__Material to process__.
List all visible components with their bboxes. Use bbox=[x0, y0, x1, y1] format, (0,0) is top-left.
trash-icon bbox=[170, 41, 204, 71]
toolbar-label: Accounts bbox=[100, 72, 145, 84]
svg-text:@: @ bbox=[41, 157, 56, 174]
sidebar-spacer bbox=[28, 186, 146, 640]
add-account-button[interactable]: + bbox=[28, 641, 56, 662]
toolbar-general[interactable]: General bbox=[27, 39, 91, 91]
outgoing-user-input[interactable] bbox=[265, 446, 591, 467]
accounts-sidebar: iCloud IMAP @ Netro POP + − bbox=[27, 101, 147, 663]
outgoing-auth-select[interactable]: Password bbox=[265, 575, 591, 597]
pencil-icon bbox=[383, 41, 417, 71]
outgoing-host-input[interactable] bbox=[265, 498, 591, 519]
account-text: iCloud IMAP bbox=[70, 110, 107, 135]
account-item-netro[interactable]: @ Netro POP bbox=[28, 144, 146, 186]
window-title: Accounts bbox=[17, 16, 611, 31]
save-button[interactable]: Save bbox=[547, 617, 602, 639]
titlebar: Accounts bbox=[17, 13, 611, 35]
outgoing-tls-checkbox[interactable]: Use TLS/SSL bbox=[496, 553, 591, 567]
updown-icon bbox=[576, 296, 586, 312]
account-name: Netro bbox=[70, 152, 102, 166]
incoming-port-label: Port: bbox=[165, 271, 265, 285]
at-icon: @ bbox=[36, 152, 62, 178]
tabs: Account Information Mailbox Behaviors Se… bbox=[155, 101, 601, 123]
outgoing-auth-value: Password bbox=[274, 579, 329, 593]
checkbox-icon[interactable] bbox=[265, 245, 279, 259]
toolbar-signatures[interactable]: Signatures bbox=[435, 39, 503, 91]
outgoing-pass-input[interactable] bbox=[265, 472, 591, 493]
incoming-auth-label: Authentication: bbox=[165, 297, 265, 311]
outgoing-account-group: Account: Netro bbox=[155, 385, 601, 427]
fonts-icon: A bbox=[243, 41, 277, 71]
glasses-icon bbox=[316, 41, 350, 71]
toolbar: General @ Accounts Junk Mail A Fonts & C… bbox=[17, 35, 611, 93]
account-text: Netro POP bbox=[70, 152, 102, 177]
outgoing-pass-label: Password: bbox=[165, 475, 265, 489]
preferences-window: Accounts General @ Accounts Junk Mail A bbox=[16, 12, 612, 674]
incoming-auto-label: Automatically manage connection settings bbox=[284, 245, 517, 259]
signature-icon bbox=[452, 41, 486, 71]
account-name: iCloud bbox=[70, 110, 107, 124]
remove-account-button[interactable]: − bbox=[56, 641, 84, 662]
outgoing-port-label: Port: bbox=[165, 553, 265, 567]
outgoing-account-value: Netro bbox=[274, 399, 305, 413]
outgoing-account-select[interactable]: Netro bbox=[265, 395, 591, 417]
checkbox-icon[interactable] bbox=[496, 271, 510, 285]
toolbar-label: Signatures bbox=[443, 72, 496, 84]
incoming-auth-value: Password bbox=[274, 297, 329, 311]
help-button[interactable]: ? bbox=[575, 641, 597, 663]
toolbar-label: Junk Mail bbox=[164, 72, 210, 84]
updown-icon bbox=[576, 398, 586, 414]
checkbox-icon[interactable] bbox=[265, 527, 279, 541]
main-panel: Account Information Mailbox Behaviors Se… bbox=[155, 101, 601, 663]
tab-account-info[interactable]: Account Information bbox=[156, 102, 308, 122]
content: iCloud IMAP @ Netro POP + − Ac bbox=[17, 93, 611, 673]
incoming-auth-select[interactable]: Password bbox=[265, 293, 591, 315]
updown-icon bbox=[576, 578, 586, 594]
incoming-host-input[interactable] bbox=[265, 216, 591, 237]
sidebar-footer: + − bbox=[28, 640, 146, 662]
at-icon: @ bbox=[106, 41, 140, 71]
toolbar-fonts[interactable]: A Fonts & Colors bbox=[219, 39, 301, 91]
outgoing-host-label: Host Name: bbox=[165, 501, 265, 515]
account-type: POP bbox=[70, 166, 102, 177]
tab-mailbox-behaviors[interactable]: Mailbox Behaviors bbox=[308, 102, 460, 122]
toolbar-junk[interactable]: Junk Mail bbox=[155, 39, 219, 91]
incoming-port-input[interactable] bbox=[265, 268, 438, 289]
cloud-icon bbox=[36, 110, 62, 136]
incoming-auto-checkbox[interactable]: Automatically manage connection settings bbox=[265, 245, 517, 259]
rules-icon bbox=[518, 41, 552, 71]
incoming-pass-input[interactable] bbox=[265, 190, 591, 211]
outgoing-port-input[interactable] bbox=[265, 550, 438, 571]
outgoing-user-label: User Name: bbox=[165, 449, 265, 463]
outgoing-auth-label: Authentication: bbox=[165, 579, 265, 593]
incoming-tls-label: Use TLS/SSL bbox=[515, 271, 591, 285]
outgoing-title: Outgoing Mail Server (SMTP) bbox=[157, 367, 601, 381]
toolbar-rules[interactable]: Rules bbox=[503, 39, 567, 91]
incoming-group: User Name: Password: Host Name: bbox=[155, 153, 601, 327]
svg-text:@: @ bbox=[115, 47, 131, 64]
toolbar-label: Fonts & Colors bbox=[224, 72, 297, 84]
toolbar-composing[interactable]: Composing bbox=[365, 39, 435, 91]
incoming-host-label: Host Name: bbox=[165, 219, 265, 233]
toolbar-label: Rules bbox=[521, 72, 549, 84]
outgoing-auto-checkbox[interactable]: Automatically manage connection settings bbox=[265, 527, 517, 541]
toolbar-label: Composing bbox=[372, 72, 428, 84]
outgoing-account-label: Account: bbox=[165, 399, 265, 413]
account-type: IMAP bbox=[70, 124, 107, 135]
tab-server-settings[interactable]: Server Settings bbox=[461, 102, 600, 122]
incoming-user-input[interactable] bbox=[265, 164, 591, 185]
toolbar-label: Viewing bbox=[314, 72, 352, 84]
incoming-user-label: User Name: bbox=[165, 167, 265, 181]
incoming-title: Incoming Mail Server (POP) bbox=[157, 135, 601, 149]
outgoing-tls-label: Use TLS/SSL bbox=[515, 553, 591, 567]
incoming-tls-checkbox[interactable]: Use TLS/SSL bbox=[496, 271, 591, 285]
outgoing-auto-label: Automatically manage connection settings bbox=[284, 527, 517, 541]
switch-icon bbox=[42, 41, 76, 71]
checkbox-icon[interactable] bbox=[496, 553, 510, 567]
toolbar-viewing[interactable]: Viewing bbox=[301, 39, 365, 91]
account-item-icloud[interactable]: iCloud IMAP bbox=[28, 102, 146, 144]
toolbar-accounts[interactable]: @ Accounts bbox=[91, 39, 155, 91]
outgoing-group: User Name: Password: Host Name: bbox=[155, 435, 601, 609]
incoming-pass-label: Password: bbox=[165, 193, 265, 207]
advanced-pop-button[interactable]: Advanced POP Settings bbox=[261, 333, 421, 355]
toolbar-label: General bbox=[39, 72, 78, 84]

__Given task__.
Recast the listing as a numbered list, from its first line through the line holding "updown-icon bbox=[576, 296, 586, 312]", inclusive, and leave out any blank lines.

__Completed exercise__.
1. List all visible components with their bboxes. Use bbox=[x0, y0, x1, y1] format, (0,0) is top-left.
2. trash-icon bbox=[170, 41, 204, 71]
3. toolbar-label: Accounts bbox=[100, 72, 145, 84]
4. svg-text:@: @ bbox=[41, 157, 56, 174]
5. sidebar-spacer bbox=[28, 186, 146, 640]
6. add-account-button[interactable]: + bbox=[28, 641, 56, 662]
7. toolbar-general[interactable]: General bbox=[27, 39, 91, 91]
8. outgoing-user-input[interactable] bbox=[265, 446, 591, 467]
9. accounts-sidebar: iCloud IMAP @ Netro POP + − bbox=[27, 101, 147, 663]
10. outgoing-auth-select[interactable]: Password bbox=[265, 575, 591, 597]
11. pencil-icon bbox=[383, 41, 417, 71]
12. outgoing-host-input[interactable] bbox=[265, 498, 591, 519]
13. account-text: iCloud IMAP bbox=[70, 110, 107, 135]
14. account-item-netro[interactable]: @ Netro POP bbox=[28, 144, 146, 186]
15. window-title: Accounts bbox=[17, 16, 611, 31]
16. save-button[interactable]: Save bbox=[547, 617, 602, 639]
17. titlebar: Accounts bbox=[17, 13, 611, 35]
18. outgoing-tls-checkbox[interactable]: Use TLS/SSL bbox=[496, 553, 591, 567]
19. updown-icon bbox=[576, 296, 586, 312]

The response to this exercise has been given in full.